* _Short problem_:
Copy the records below exactly, omitting any pictures they contain.

## Begin

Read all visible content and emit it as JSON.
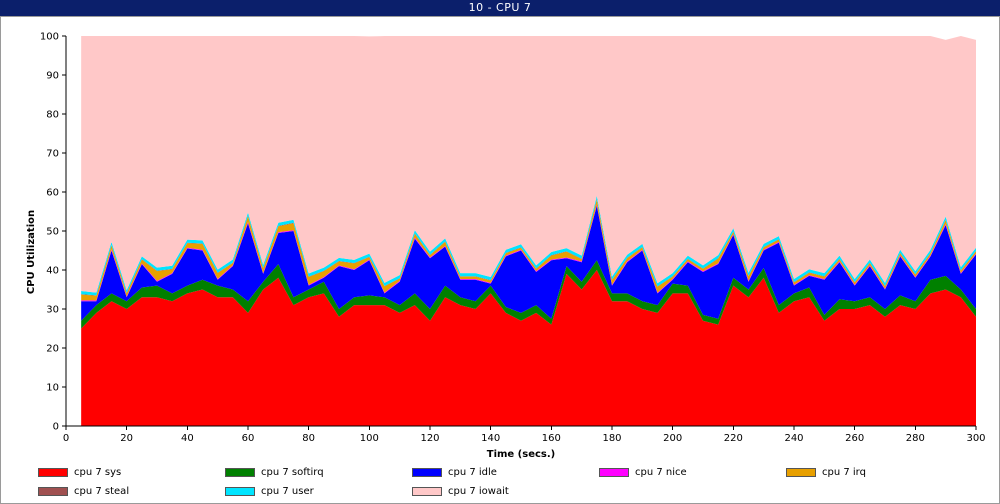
{
  "window": {
    "title": "10 - CPU 7"
  },
  "chart_data": {
    "type": "area",
    "stacked": true,
    "xlabel": "Time (secs.)",
    "ylabel": "CPU Utilization",
    "xlim": [
      0,
      300
    ],
    "ylim": [
      0,
      100
    ],
    "xticks": [
      0,
      20,
      40,
      60,
      80,
      100,
      120,
      140,
      160,
      180,
      200,
      220,
      240,
      260,
      280,
      300
    ],
    "yticks": [
      0,
      10,
      20,
      30,
      40,
      50,
      60,
      70,
      80,
      90,
      100
    ],
    "grid": false,
    "legend_position": "bottom",
    "x": [
      5,
      10,
      15,
      20,
      25,
      30,
      35,
      40,
      45,
      50,
      55,
      60,
      65,
      70,
      75,
      80,
      85,
      90,
      95,
      100,
      105,
      110,
      115,
      120,
      125,
      130,
      135,
      140,
      145,
      150,
      155,
      160,
      165,
      170,
      175,
      180,
      185,
      190,
      195,
      200,
      205,
      210,
      215,
      220,
      225,
      230,
      235,
      240,
      245,
      250,
      255,
      260,
      265,
      270,
      275,
      280,
      285,
      290,
      295,
      300
    ],
    "series": [
      {
        "name": "cpu 7 sys",
        "color": "#ff0000",
        "values": [
          25,
          29,
          32,
          30,
          33,
          33,
          32,
          34,
          35,
          33,
          33,
          29,
          35,
          38,
          31,
          33,
          34,
          28,
          31,
          31,
          31,
          29,
          31,
          27,
          33,
          31,
          30,
          34,
          29,
          27,
          29,
          26,
          39,
          35,
          40,
          32,
          32,
          30,
          29,
          34,
          34,
          27,
          26,
          36,
          33,
          38,
          29,
          32,
          33,
          27,
          30,
          30,
          31,
          28,
          31,
          30,
          34,
          35,
          33,
          28
        ]
      },
      {
        "name": "cpu 7 softirq",
        "color": "#008000",
        "values": [
          2,
          2,
          2,
          2,
          2.5,
          3,
          2,
          2,
          2.5,
          3,
          2,
          3,
          2,
          3.5,
          2,
          2,
          3,
          2,
          2,
          2.5,
          2,
          2,
          3,
          3,
          3,
          2,
          2,
          2,
          1.5,
          2,
          2,
          1.5,
          2,
          2,
          2.5,
          2,
          2,
          2,
          2,
          2.5,
          2,
          1.5,
          1.5,
          2,
          2,
          2.5,
          2,
          2,
          2.5,
          1.5,
          2.5,
          2,
          2,
          2,
          2.5,
          2,
          3.5,
          3.5,
          2,
          2
        ]
      },
      {
        "name": "cpu 7 idle",
        "color": "#0000ff",
        "values": [
          5,
          1,
          11,
          1,
          6,
          1,
          5,
          9.5,
          7.5,
          1.5,
          6,
          20,
          2,
          8,
          17,
          1,
          1,
          11,
          7,
          9,
          1,
          6,
          14,
          13,
          10,
          4.5,
          5.5,
          0.5,
          13,
          16,
          8.5,
          15,
          2,
          5,
          14,
          2,
          8,
          13,
          3,
          1,
          6,
          11,
          14,
          11,
          2,
          4.5,
          16,
          2,
          3,
          9,
          9.5,
          4,
          8,
          5,
          10,
          6,
          6,
          13,
          4,
          14
        ]
      },
      {
        "name": "cpu 7 nice",
        "color": "#ff00ff",
        "values": [
          0.2,
          0.2,
          0.3,
          0.2,
          0.2,
          0.2,
          0.2,
          0.2,
          0.2,
          0.2,
          0.2,
          0.3,
          0.2,
          0.2,
          0.2,
          0.2,
          0.2,
          0.2,
          0.2,
          0.2,
          0.2,
          0.2,
          0.3,
          0.2,
          0.2,
          0.2,
          0.2,
          0.2,
          0.2,
          0.2,
          0.2,
          0.2,
          0.2,
          0.2,
          0.3,
          0.2,
          0.2,
          0.2,
          0.2,
          0.2,
          0.2,
          0.2,
          0.2,
          0.2,
          0.2,
          0.2,
          0.2,
          0.2,
          0.2,
          0.2,
          0.2,
          0.2,
          0.2,
          0.2,
          0.2,
          0.2,
          0.2,
          0.3,
          0.2,
          0.2
        ]
      },
      {
        "name": "cpu 7 irq",
        "color": "#e8a000",
        "values": [
          1.5,
          1.2,
          1,
          0.8,
          1,
          2.5,
          1,
          1.2,
          1.5,
          1.5,
          0.6,
          1.5,
          1.2,
          1.5,
          1.8,
          2,
          1.5,
          1,
          1.5,
          0.6,
          1.6,
          0.6,
          1,
          0.6,
          1,
          0.6,
          0.6,
          0.6,
          0.6,
          0.5,
          0.6,
          1,
          1.5,
          0.6,
          1.3,
          1.2,
          0.8,
          0.6,
          1.5,
          0.6,
          0.6,
          0.6,
          1.2,
          0.6,
          1.2,
          0.6,
          0.6,
          0.6,
          0.6,
          0.6,
          0.6,
          0.6,
          0.6,
          0.6,
          0.6,
          0.6,
          0.6,
          1,
          0.6,
          0.6
        ]
      },
      {
        "name": "cpu 7 steal",
        "color": "#a05050",
        "values": [
          0.1,
          0.1,
          0.1,
          0.1,
          0.1,
          0.1,
          0.1,
          0.1,
          0.1,
          0.1,
          0.1,
          0.1,
          0.1,
          0.1,
          0.1,
          0.1,
          0.1,
          0.1,
          0.1,
          0.1,
          0.1,
          0.1,
          0.1,
          0.1,
          0.1,
          0.1,
          0.1,
          0.1,
          0.1,
          0.1,
          0.1,
          0.1,
          0.1,
          0.1,
          0.1,
          0.1,
          0.1,
          0.1,
          0.1,
          0.1,
          0.1,
          0.1,
          0.1,
          0.1,
          0.1,
          0.1,
          0.1,
          0.1,
          0.1,
          0.1,
          0.1,
          0.1,
          0.1,
          0.1,
          0.1,
          0.1,
          0.1,
          0.1,
          0.1,
          0.1
        ]
      },
      {
        "name": "cpu 7 user",
        "color": "#00e5ff",
        "values": [
          0.8,
          0.7,
          0.8,
          0.7,
          0.7,
          0.8,
          0.8,
          0.8,
          0.8,
          0.8,
          0.8,
          0.8,
          0.8,
          0.8,
          0.8,
          0.8,
          0.8,
          0.8,
          0.8,
          0.8,
          0.8,
          0.8,
          0.8,
          0.8,
          0.8,
          0.8,
          0.8,
          0.8,
          0.8,
          0.8,
          0.8,
          0.8,
          0.8,
          0.8,
          0.8,
          0.8,
          0.8,
          0.8,
          0.8,
          0.8,
          0.8,
          0.8,
          0.8,
          0.8,
          0.8,
          0.8,
          0.8,
          0.8,
          0.8,
          0.8,
          0.8,
          0.8,
          0.8,
          0.8,
          0.8,
          0.8,
          0.8,
          0.8,
          0.8,
          0.8
        ]
      },
      {
        "name": "cpu 7 iowait",
        "color": "#ffc8c8",
        "values": [
          65.4,
          65.8,
          52.8,
          65.2,
          56.5,
          59.4,
          58.9,
          52.2,
          52.5,
          60.9,
          57.3,
          45.3,
          58.7,
          47.9,
          47.1,
          60.9,
          59.4,
          56.9,
          57.4,
          55.7,
          63.3,
          61.3,
          49.8,
          55.3,
          51.9,
          60.8,
          60.8,
          61.8,
          54.8,
          53.4,
          58.8,
          55.4,
          54.4,
          56.3,
          41.0,
          61.7,
          56.1,
          53.3,
          63.4,
          60.8,
          56.3,
          58.8,
          56.2,
          50.3,
          60.7,
          53.3,
          51.3,
          62.3,
          59.8,
          61.6,
          57.1,
          63.2,
          57.3,
          63.3,
          55.8,
          60.3,
          55.3,
          45.3,
          59.3,
          53.3
        ]
      }
    ]
  }
}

## End

* _Output of the task_:
Read all visible content and emit it as JSON.
{
  "window": {
    "title": "10 - CPU 7"
  },
  "chart_data": {
    "type": "area",
    "stacked": true,
    "xlabel": "Time (secs.)",
    "ylabel": "CPU Utilization",
    "xlim": [
      0,
      300
    ],
    "ylim": [
      0,
      100
    ],
    "xticks": [
      0,
      20,
      40,
      60,
      80,
      100,
      120,
      140,
      160,
      180,
      200,
      220,
      240,
      260,
      280,
      300
    ],
    "yticks": [
      0,
      10,
      20,
      30,
      40,
      50,
      60,
      70,
      80,
      90,
      100
    ],
    "grid": false,
    "legend_position": "bottom",
    "x": [
      5,
      10,
      15,
      20,
      25,
      30,
      35,
      40,
      45,
      50,
      55,
      60,
      65,
      70,
      75,
      80,
      85,
      90,
      95,
      100,
      105,
      110,
      115,
      120,
      125,
      130,
      135,
      140,
      145,
      150,
      155,
      160,
      165,
      170,
      175,
      180,
      185,
      190,
      195,
      200,
      205,
      210,
      215,
      220,
      225,
      230,
      235,
      240,
      245,
      250,
      255,
      260,
      265,
      270,
      275,
      280,
      285,
      290,
      295,
      300
    ],
    "series": [
      {
        "name": "cpu 7 sys",
        "color": "#ff0000",
        "values": [
          25,
          29,
          32,
          30,
          33,
          33,
          32,
          34,
          35,
          33,
          33,
          29,
          35,
          38,
          31,
          33,
          34,
          28,
          31,
          31,
          31,
          29,
          31,
          27,
          33,
          31,
          30,
          34,
          29,
          27,
          29,
          26,
          39,
          35,
          40,
          32,
          32,
          30,
          29,
          34,
          34,
          27,
          26,
          36,
          33,
          38,
          29,
          32,
          33,
          27,
          30,
          30,
          31,
          28,
          31,
          30,
          34,
          35,
          33,
          28
        ]
      },
      {
        "name": "cpu 7 softirq",
        "color": "#008000",
        "values": [
          2,
          2,
          2,
          2,
          2.5,
          3,
          2,
          2,
          2.5,
          3,
          2,
          3,
          2,
          3.5,
          2,
          2,
          3,
          2,
          2,
          2.5,
          2,
          2,
          3,
          3,
          3,
          2,
          2,
          2,
          1.5,
          2,
          2,
          1.5,
          2,
          2,
          2.5,
          2,
          2,
          2,
          2,
          2.5,
          2,
          1.5,
          1.5,
          2,
          2,
          2.5,
          2,
          2,
          2.5,
          1.5,
          2.5,
          2,
          2,
          2,
          2.5,
          2,
          3.5,
          3.5,
          2,
          2
        ]
      },
      {
        "name": "cpu 7 idle",
        "color": "#0000ff",
        "values": [
          5,
          1,
          11,
          1,
          6,
          1,
          5,
          9.5,
          7.5,
          1.5,
          6,
          20,
          2,
          8,
          17,
          1,
          1,
          11,
          7,
          9,
          1,
          6,
          14,
          13,
          10,
          4.5,
          5.5,
          0.5,
          13,
          16,
          8.5,
          15,
          2,
          5,
          14,
          2,
          8,
          13,
          3,
          1,
          6,
          11,
          14,
          11,
          2,
          4.5,
          16,
          2,
          3,
          9,
          9.5,
          4,
          8,
          5,
          10,
          6,
          6,
          13,
          4,
          14
        ]
      },
      {
        "name": "cpu 7 nice",
        "color": "#ff00ff",
        "values": [
          0.2,
          0.2,
          0.3,
          0.2,
          0.2,
          0.2,
          0.2,
          0.2,
          0.2,
          0.2,
          0.2,
          0.3,
          0.2,
          0.2,
          0.2,
          0.2,
          0.2,
          0.2,
          0.2,
          0.2,
          0.2,
          0.2,
          0.3,
          0.2,
          0.2,
          0.2,
          0.2,
          0.2,
          0.2,
          0.2,
          0.2,
          0.2,
          0.2,
          0.2,
          0.3,
          0.2,
          0.2,
          0.2,
          0.2,
          0.2,
          0.2,
          0.2,
          0.2,
          0.2,
          0.2,
          0.2,
          0.2,
          0.2,
          0.2,
          0.2,
          0.2,
          0.2,
          0.2,
          0.2,
          0.2,
          0.2,
          0.2,
          0.3,
          0.2,
          0.2
        ]
      },
      {
        "name": "cpu 7 irq",
        "color": "#e8a000",
        "values": [
          1.5,
          1.2,
          1,
          0.8,
          1,
          2.5,
          1,
          1.2,
          1.5,
          1.5,
          0.6,
          1.5,
          1.2,
          1.5,
          1.8,
          2,
          1.5,
          1,
          1.5,
          0.6,
          1.6,
          0.6,
          1,
          0.6,
          1,
          0.6,
          0.6,
          0.6,
          0.6,
          0.5,
          0.6,
          1,
          1.5,
          0.6,
          1.3,
          1.2,
          0.8,
          0.6,
          1.5,
          0.6,
          0.6,
          0.6,
          1.2,
          0.6,
          1.2,
          0.6,
          0.6,
          0.6,
          0.6,
          0.6,
          0.6,
          0.6,
          0.6,
          0.6,
          0.6,
          0.6,
          0.6,
          1,
          0.6,
          0.6
        ]
      },
      {
        "name": "cpu 7 steal",
        "color": "#a05050",
        "values": [
          0.1,
          0.1,
          0.1,
          0.1,
          0.1,
          0.1,
          0.1,
          0.1,
          0.1,
          0.1,
          0.1,
          0.1,
          0.1,
          0.1,
          0.1,
          0.1,
          0.1,
          0.1,
          0.1,
          0.1,
          0.1,
          0.1,
          0.1,
          0.1,
          0.1,
          0.1,
          0.1,
          0.1,
          0.1,
          0.1,
          0.1,
          0.1,
          0.1,
          0.1,
          0.1,
          0.1,
          0.1,
          0.1,
          0.1,
          0.1,
          0.1,
          0.1,
          0.1,
          0.1,
          0.1,
          0.1,
          0.1,
          0.1,
          0.1,
          0.1,
          0.1,
          0.1,
          0.1,
          0.1,
          0.1,
          0.1,
          0.1,
          0.1,
          0.1,
          0.1
        ]
      },
      {
        "name": "cpu 7 user",
        "color": "#00e5ff",
        "values": [
          0.8,
          0.7,
          0.8,
          0.7,
          0.7,
          0.8,
          0.8,
          0.8,
          0.8,
          0.8,
          0.8,
          0.8,
          0.8,
          0.8,
          0.8,
          0.8,
          0.8,
          0.8,
          0.8,
          0.8,
          0.8,
          0.8,
          0.8,
          0.8,
          0.8,
          0.8,
          0.8,
          0.8,
          0.8,
          0.8,
          0.8,
          0.8,
          0.8,
          0.8,
          0.8,
          0.8,
          0.8,
          0.8,
          0.8,
          0.8,
          0.8,
          0.8,
          0.8,
          0.8,
          0.8,
          0.8,
          0.8,
          0.8,
          0.8,
          0.8,
          0.8,
          0.8,
          0.8,
          0.8,
          0.8,
          0.8,
          0.8,
          0.8,
          0.8,
          0.8
        ]
      },
      {
        "name": "cpu 7 iowait",
        "color": "#ffc8c8",
        "values": [
          65.4,
          65.8,
          52.8,
          65.2,
          56.5,
          59.4,
          58.9,
          52.2,
          52.5,
          60.9,
          57.3,
          45.3,
          58.7,
          47.9,
          47.1,
          60.9,
          59.4,
          56.9,
          57.4,
          55.7,
          63.3,
          61.3,
          49.8,
          55.3,
          51.9,
          60.8,
          60.8,
          61.8,
          54.8,
          53.4,
          58.8,
          55.4,
          54.4,
          56.3,
          41.0,
          61.7,
          56.1,
          53.3,
          63.4,
          60.8,
          56.3,
          58.8,
          56.2,
          50.3,
          60.7,
          53.3,
          51.3,
          62.3,
          59.8,
          61.6,
          57.1,
          63.2,
          57.3,
          63.3,
          55.8,
          60.3,
          55.3,
          45.3,
          59.3,
          53.3
        ]
      }
    ]
  }
}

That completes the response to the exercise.